## BEGIN
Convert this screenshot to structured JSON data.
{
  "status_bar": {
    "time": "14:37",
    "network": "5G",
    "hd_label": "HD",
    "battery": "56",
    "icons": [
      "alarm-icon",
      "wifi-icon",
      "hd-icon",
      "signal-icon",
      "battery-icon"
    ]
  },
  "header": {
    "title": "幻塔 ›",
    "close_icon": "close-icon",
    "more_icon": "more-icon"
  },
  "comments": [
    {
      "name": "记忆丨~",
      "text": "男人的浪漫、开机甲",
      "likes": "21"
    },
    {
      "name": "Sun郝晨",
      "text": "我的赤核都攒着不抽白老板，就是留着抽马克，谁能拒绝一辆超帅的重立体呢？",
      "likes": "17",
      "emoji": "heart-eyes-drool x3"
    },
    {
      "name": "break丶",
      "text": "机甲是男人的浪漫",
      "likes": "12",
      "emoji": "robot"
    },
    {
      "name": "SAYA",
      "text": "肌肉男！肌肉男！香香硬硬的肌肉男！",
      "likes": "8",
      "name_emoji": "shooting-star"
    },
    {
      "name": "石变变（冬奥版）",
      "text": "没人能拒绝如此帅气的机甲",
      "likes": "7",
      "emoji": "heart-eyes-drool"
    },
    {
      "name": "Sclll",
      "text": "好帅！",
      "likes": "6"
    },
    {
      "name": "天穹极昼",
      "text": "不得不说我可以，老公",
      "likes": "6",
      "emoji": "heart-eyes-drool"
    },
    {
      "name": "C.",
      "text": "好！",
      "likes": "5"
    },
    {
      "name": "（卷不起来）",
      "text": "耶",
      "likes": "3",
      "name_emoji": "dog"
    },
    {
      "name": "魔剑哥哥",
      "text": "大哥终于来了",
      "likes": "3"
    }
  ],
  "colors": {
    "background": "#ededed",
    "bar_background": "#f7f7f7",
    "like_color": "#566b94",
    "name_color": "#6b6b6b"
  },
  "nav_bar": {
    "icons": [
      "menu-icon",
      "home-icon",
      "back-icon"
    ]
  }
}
## END
:: DIRECTION ::
Restate every entry word for word.

:: EXERCISE OUTPUT ::
Convert this screenshot to structured JSON data.
{
  "status_bar": {
    "time": "14:37",
    "network": "5G",
    "hd_label": "HD",
    "battery": "56",
    "icons": [
      "alarm-icon",
      "wifi-icon",
      "hd-icon",
      "signal-icon",
      "battery-icon"
    ]
  },
  "header": {
    "title": "幻塔 ›",
    "close_icon": "close-icon",
    "more_icon": "more-icon"
  },
  "comments": [
    {
      "name": "记忆丨~",
      "text": "男人的浪漫、开机甲",
      "likes": "21"
    },
    {
      "name": "Sun郝晨",
      "text": "我的赤核都攒着不抽白老板，就是留着抽马克，谁能拒绝一辆超帅的重立体呢？",
      "likes": "17",
      "emoji": "heart-eyes-drool x3"
    },
    {
      "name": "break丶",
      "text": "机甲是男人的浪漫",
      "likes": "12",
      "emoji": "robot"
    },
    {
      "name": "SAYA",
      "text": "肌肉男！肌肉男！香香硬硬的肌肉男！",
      "likes": "8",
      "name_emoji": "shooting-star"
    },
    {
      "name": "石变变（冬奥版）",
      "text": "没人能拒绝如此帅气的机甲",
      "likes": "7",
      "emoji": "heart-eyes-drool"
    },
    {
      "name": "Sclll",
      "text": "好帅！",
      "likes": "6"
    },
    {
      "name": "天穹极昼",
      "text": "不得不说我可以，老公",
      "likes": "6",
      "emoji": "heart-eyes-drool"
    },
    {
      "name": "C.",
      "text": "好！",
      "likes": "5"
    },
    {
      "name": "（卷不起来）",
      "text": "耶",
      "likes": "3",
      "name_emoji": "dog"
    },
    {
      "name": "魔剑哥哥",
      "text": "大哥终于来了",
      "likes": "3"
    }
  ],
  "colors": {
    "background": "#ededed",
    "bar_background": "#f7f7f7",
    "like_color": "#566b94",
    "name_color": "#6b6b6b"
  },
  "nav_bar": {
    "icons": [
      "menu-icon",
      "home-icon",
      "back-icon"
    ]
  }
}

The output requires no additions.